======== Provided information ========

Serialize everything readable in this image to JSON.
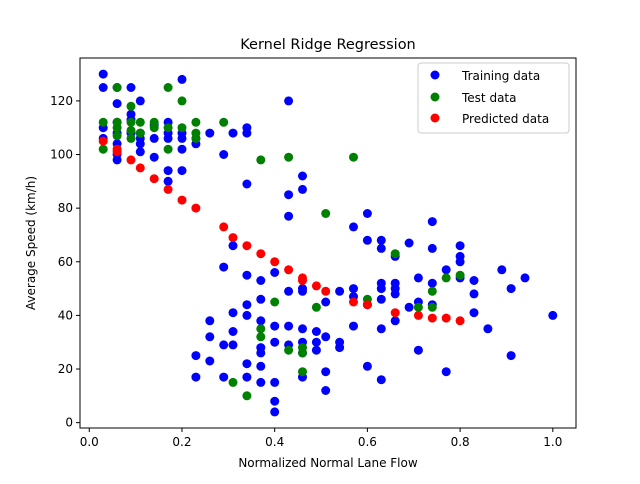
{
  "chart_data": {
    "type": "scatter",
    "title": "Kernel Ridge Regression",
    "xlabel": "Normalized Normal Lane Flow",
    "ylabel": "Average Speed (km/h)",
    "xlim": [
      -0.02,
      1.05
    ],
    "ylim": [
      -2,
      136
    ],
    "x_ticks": [
      0.0,
      0.2,
      0.4,
      0.6,
      0.8,
      1.0
    ],
    "x_tick_labels": [
      "0.0",
      "0.2",
      "0.4",
      "0.6",
      "0.8",
      "1.0"
    ],
    "y_ticks": [
      0,
      20,
      40,
      60,
      80,
      100,
      120
    ],
    "y_tick_labels": [
      "0",
      "20",
      "40",
      "60",
      "80",
      "100",
      "120"
    ],
    "grid": false,
    "legend_position": "top-right",
    "series": [
      {
        "name": "Training data",
        "color": "#0000ff",
        "points": [
          [
            0.03,
            130
          ],
          [
            0.03,
            125
          ],
          [
            0.03,
            110
          ],
          [
            0.03,
            106
          ],
          [
            0.06,
            98
          ],
          [
            0.06,
            100
          ],
          [
            0.06,
            104
          ],
          [
            0.06,
            108
          ],
          [
            0.06,
            112
          ],
          [
            0.06,
            119
          ],
          [
            0.06,
            125
          ],
          [
            0.09,
            125
          ],
          [
            0.09,
            108
          ],
          [
            0.09,
            113
          ],
          [
            0.09,
            115
          ],
          [
            0.11,
            120
          ],
          [
            0.11,
            108
          ],
          [
            0.11,
            104
          ],
          [
            0.11,
            101
          ],
          [
            0.11,
            106
          ],
          [
            0.14,
            111
          ],
          [
            0.14,
            106
          ],
          [
            0.14,
            99
          ],
          [
            0.17,
            112
          ],
          [
            0.17,
            108
          ],
          [
            0.17,
            106
          ],
          [
            0.17,
            94
          ],
          [
            0.17,
            90
          ],
          [
            0.2,
            128
          ],
          [
            0.2,
            108
          ],
          [
            0.2,
            106
          ],
          [
            0.2,
            102
          ],
          [
            0.2,
            94
          ],
          [
            0.23,
            106
          ],
          [
            0.23,
            104
          ],
          [
            0.26,
            108
          ],
          [
            0.29,
            100
          ],
          [
            0.31,
            108
          ],
          [
            0.34,
            110
          ],
          [
            0.34,
            108
          ],
          [
            0.34,
            89
          ],
          [
            0.43,
            120
          ],
          [
            0.43,
            85
          ],
          [
            0.43,
            77
          ],
          [
            0.46,
            92
          ],
          [
            0.46,
            87
          ],
          [
            0.31,
            66
          ],
          [
            0.29,
            58
          ],
          [
            0.34,
            55
          ],
          [
            0.37,
            53
          ],
          [
            0.37,
            46
          ],
          [
            0.4,
            56
          ],
          [
            0.43,
            49
          ],
          [
            0.46,
            50
          ],
          [
            0.46,
            49
          ],
          [
            0.26,
            38
          ],
          [
            0.26,
            32
          ],
          [
            0.26,
            23
          ],
          [
            0.23,
            25
          ],
          [
            0.23,
            17
          ],
          [
            0.29,
            29
          ],
          [
            0.29,
            17
          ],
          [
            0.31,
            41
          ],
          [
            0.31,
            34
          ],
          [
            0.31,
            29
          ],
          [
            0.34,
            44
          ],
          [
            0.34,
            40
          ],
          [
            0.34,
            22
          ],
          [
            0.34,
            17
          ],
          [
            0.37,
            38
          ],
          [
            0.37,
            28
          ],
          [
            0.37,
            26
          ],
          [
            0.37,
            21
          ],
          [
            0.37,
            15
          ],
          [
            0.4,
            36
          ],
          [
            0.4,
            30
          ],
          [
            0.4,
            15
          ],
          [
            0.4,
            8
          ],
          [
            0.4,
            4
          ],
          [
            0.43,
            36
          ],
          [
            0.43,
            29
          ],
          [
            0.46,
            35
          ],
          [
            0.46,
            30
          ],
          [
            0.46,
            26
          ],
          [
            0.46,
            17
          ],
          [
            0.49,
            34
          ],
          [
            0.49,
            30
          ],
          [
            0.49,
            27
          ],
          [
            0.51,
            45
          ],
          [
            0.51,
            32
          ],
          [
            0.51,
            19
          ],
          [
            0.51,
            12
          ],
          [
            0.54,
            49
          ],
          [
            0.54,
            30
          ],
          [
            0.54,
            28
          ],
          [
            0.57,
            50
          ],
          [
            0.57,
            47
          ],
          [
            0.57,
            36
          ],
          [
            0.57,
            73
          ],
          [
            0.6,
            78
          ],
          [
            0.6,
            68
          ],
          [
            0.6,
            44
          ],
          [
            0.6,
            21
          ],
          [
            0.63,
            68
          ],
          [
            0.63,
            65
          ],
          [
            0.63,
            52
          ],
          [
            0.63,
            50
          ],
          [
            0.63,
            46
          ],
          [
            0.63,
            35
          ],
          [
            0.63,
            16
          ],
          [
            0.66,
            62
          ],
          [
            0.66,
            52
          ],
          [
            0.66,
            50
          ],
          [
            0.66,
            48
          ],
          [
            0.66,
            38
          ],
          [
            0.69,
            67
          ],
          [
            0.69,
            43
          ],
          [
            0.71,
            54
          ],
          [
            0.71,
            45
          ],
          [
            0.71,
            27
          ],
          [
            0.74,
            75
          ],
          [
            0.74,
            65
          ],
          [
            0.74,
            52
          ],
          [
            0.74,
            44
          ],
          [
            0.77,
            57
          ],
          [
            0.77,
            19
          ],
          [
            0.8,
            66
          ],
          [
            0.8,
            62
          ],
          [
            0.8,
            60
          ],
          [
            0.8,
            54
          ],
          [
            0.83,
            53
          ],
          [
            0.83,
            48
          ],
          [
            0.83,
            41
          ],
          [
            0.86,
            35
          ],
          [
            0.89,
            57
          ],
          [
            0.91,
            50
          ],
          [
            0.91,
            25
          ],
          [
            0.94,
            54
          ],
          [
            1.0,
            40
          ]
        ]
      },
      {
        "name": "Test data",
        "color": "#008000",
        "points": [
          [
            0.03,
            112
          ],
          [
            0.03,
            102
          ],
          [
            0.06,
            125
          ],
          [
            0.06,
            112
          ],
          [
            0.06,
            110
          ],
          [
            0.06,
            107
          ],
          [
            0.09,
            118
          ],
          [
            0.09,
            112
          ],
          [
            0.09,
            109
          ],
          [
            0.09,
            106
          ],
          [
            0.11,
            112
          ],
          [
            0.11,
            108
          ],
          [
            0.14,
            112
          ],
          [
            0.14,
            110
          ],
          [
            0.17,
            125
          ],
          [
            0.17,
            110
          ],
          [
            0.17,
            102
          ],
          [
            0.2,
            120
          ],
          [
            0.2,
            110
          ],
          [
            0.23,
            112
          ],
          [
            0.23,
            108
          ],
          [
            0.23,
            106
          ],
          [
            0.29,
            112
          ],
          [
            0.37,
            98
          ],
          [
            0.43,
            99
          ],
          [
            0.57,
            99
          ],
          [
            0.51,
            78
          ],
          [
            0.66,
            63
          ],
          [
            0.6,
            46
          ],
          [
            0.4,
            45
          ],
          [
            0.49,
            43
          ],
          [
            0.37,
            35
          ],
          [
            0.37,
            32
          ],
          [
            0.43,
            27
          ],
          [
            0.46,
            28
          ],
          [
            0.46,
            26
          ],
          [
            0.46,
            19
          ],
          [
            0.31,
            15
          ],
          [
            0.34,
            10
          ],
          [
            0.71,
            43
          ],
          [
            0.74,
            49
          ],
          [
            0.74,
            43
          ],
          [
            0.77,
            54
          ],
          [
            0.8,
            55
          ]
        ]
      },
      {
        "name": "Predicted data",
        "color": "#ff0000",
        "points": [
          [
            0.03,
            105
          ],
          [
            0.06,
            102
          ],
          [
            0.06,
            101
          ],
          [
            0.09,
            98
          ],
          [
            0.11,
            95
          ],
          [
            0.14,
            91
          ],
          [
            0.17,
            87
          ],
          [
            0.2,
            83
          ],
          [
            0.23,
            80
          ],
          [
            0.29,
            73
          ],
          [
            0.31,
            69
          ],
          [
            0.34,
            66
          ],
          [
            0.37,
            63
          ],
          [
            0.4,
            60
          ],
          [
            0.43,
            57
          ],
          [
            0.46,
            54
          ],
          [
            0.46,
            53
          ],
          [
            0.49,
            51
          ],
          [
            0.51,
            49
          ],
          [
            0.57,
            45
          ],
          [
            0.6,
            44
          ],
          [
            0.66,
            41
          ],
          [
            0.71,
            40
          ],
          [
            0.74,
            39
          ],
          [
            0.77,
            39
          ],
          [
            0.8,
            38
          ]
        ]
      }
    ]
  }
}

========

*Aim of the task*.
From the entries above, copy each line holding "color".

*Task result*.
        "color": "#0000ff",
        "color": "#008000",
        "color": "#ff0000",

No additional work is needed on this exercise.